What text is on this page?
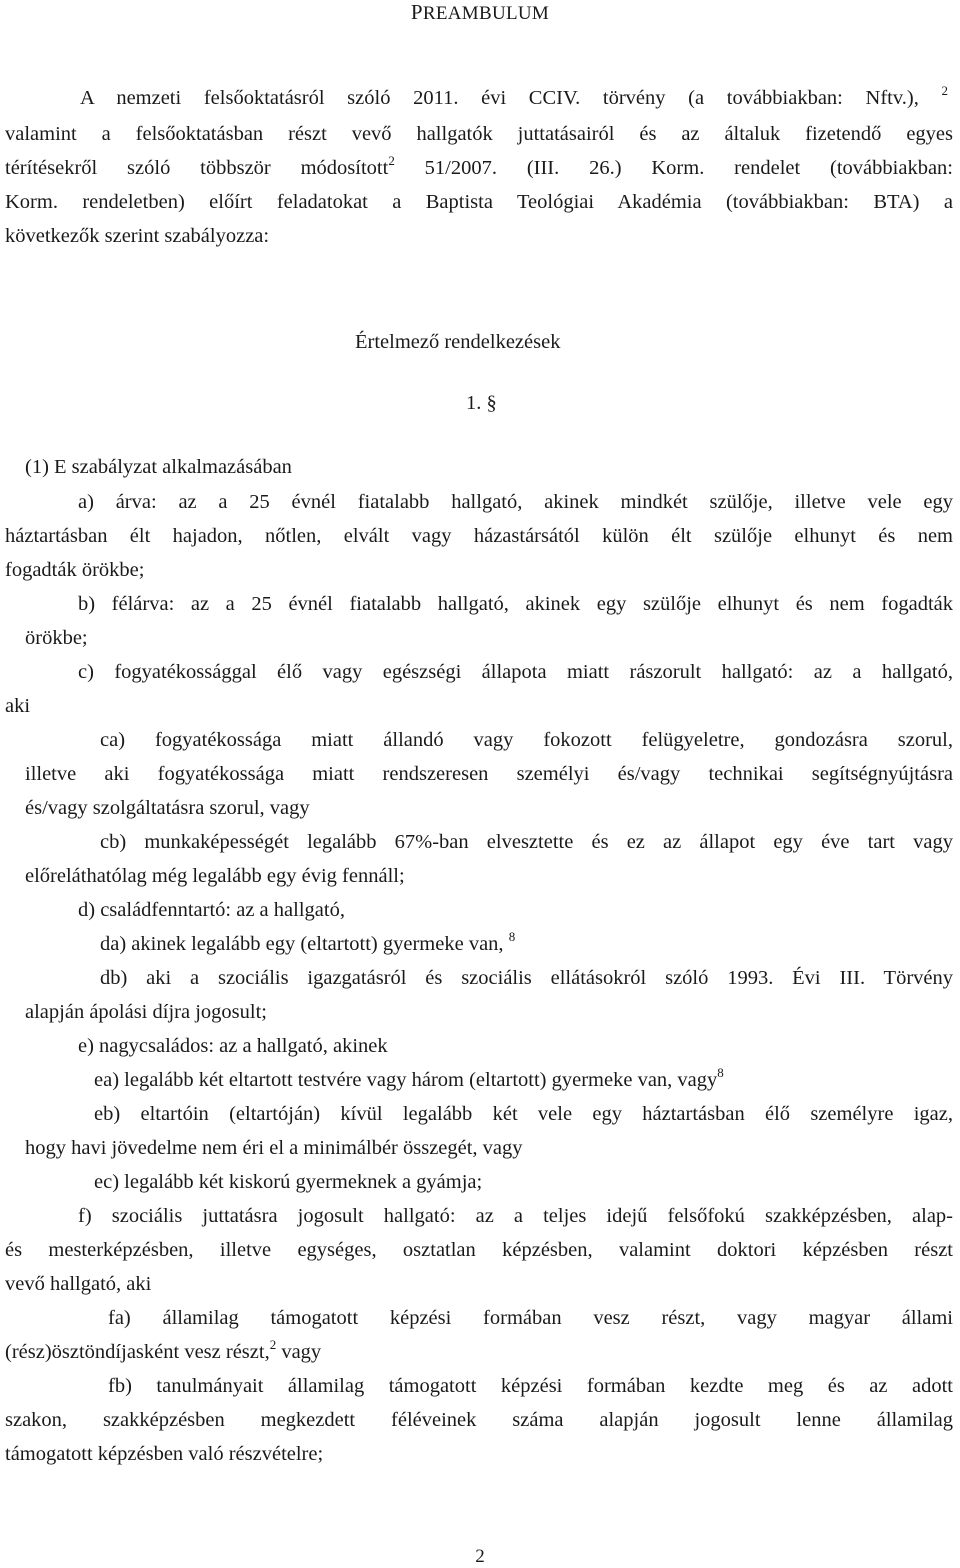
PREAMBULUM
A nemzeti felsőoktatásról szóló 2011. évi CCIV. törvény (a továbbiakban: Nftv.), $^2$
valamint a felsőoktatásban részt vevő hallgatók juttatásairól és az általuk fizetendő egyes
térítésekről szóló többször módosított$^2$ 51/2007. (III. 26.) Korm. rendelet (továbbiakban:
Korm. rendeletben) előírt feladatokat a Baptista Teológiai Akadémia (továbbiakban: BTA) a
következők szerint szabályozza:
Értelmező rendelkezések
1. §
(1) E szabályzat alkalmazásában
a) árva: az a 25 évnél fiatalabb hallgató, akinek mindkét szülője, illetve vele egy
háztartásban élt hajadon, nőtlen, elvált vagy házastársától külön élt szülője elhunyt és nem
fogadták örökbe;
b) félárva: az a 25 évnél fiatalabb hallgató, akinek egy szülője elhunyt és nem fogadták
örökbe;
c) fogyatékossággal élő vagy egészségi állapota miatt rászorult hallgató: az a hallgató,
aki
ca) fogyatékossága miatt állandó vagy fokozott felügyeletre, gondozásra szorul,
illetve aki fogyatékossága miatt rendszeresen személyi és/vagy technikai segítségnyújtásra
és/vagy szolgáltatásra szorul, vagy
cb) munkaképességét legalább 67%-ban elvesztette és ez az állapot egy éve tart vagy
előreláthatólag még legalább egy évig fennáll;
d) családfenntartó: az a hallgató,
da) akinek legalább egy (eltartott) gyermeke van, $^8$
db) aki a szociális igazgatásról és szociális ellátásokról szóló 1993. Évi III. Törvény
alapján ápolási díjra jogosult;
e) nagycsaládos: az a hallgató, akinek
ea) legalább két eltartott testvére vagy három (eltartott) gyermeke van, vagy$^8$
eb) eltartóin (eltartóján) kívül legalább két vele egy háztartásban élő személyre igaz,
hogy havi jövedelme nem éri el a minimálbér összegét, vagy
ec) legalább két kiskorú gyermeknek a gyámja;
f) szociális juttatásra jogosult hallgató: az a teljes idejű felsőfokú szakképzésben, alap-
és mesterképzésben, illetve egységes, osztatlan képzésben, valamint doktori képzésben részt
vevő hallgató, aki
fa) államilag támogatott képzési formában vesz részt, vagy magyar állami
(rész)ösztöndíjasként vesz részt,$^2$ vagy
fb) tanulmányait államilag támogatott képzési formában kezdte meg és az adott
szakon, szakképzésben megkezdett féléveinek száma alapján jogosult lenne államilag
támogatott képzésben való részvételre;
2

**Work to be completed**. List all lines holding the string "szociális".

**In response**.
db) aki a szociális igazgatásról és szociális ellátásokról szóló 1993. Évi III. Törvény
f) szociális juttatásra jogosult hallgató: az a teljes idejű felsőfokú szakképzésben, alap-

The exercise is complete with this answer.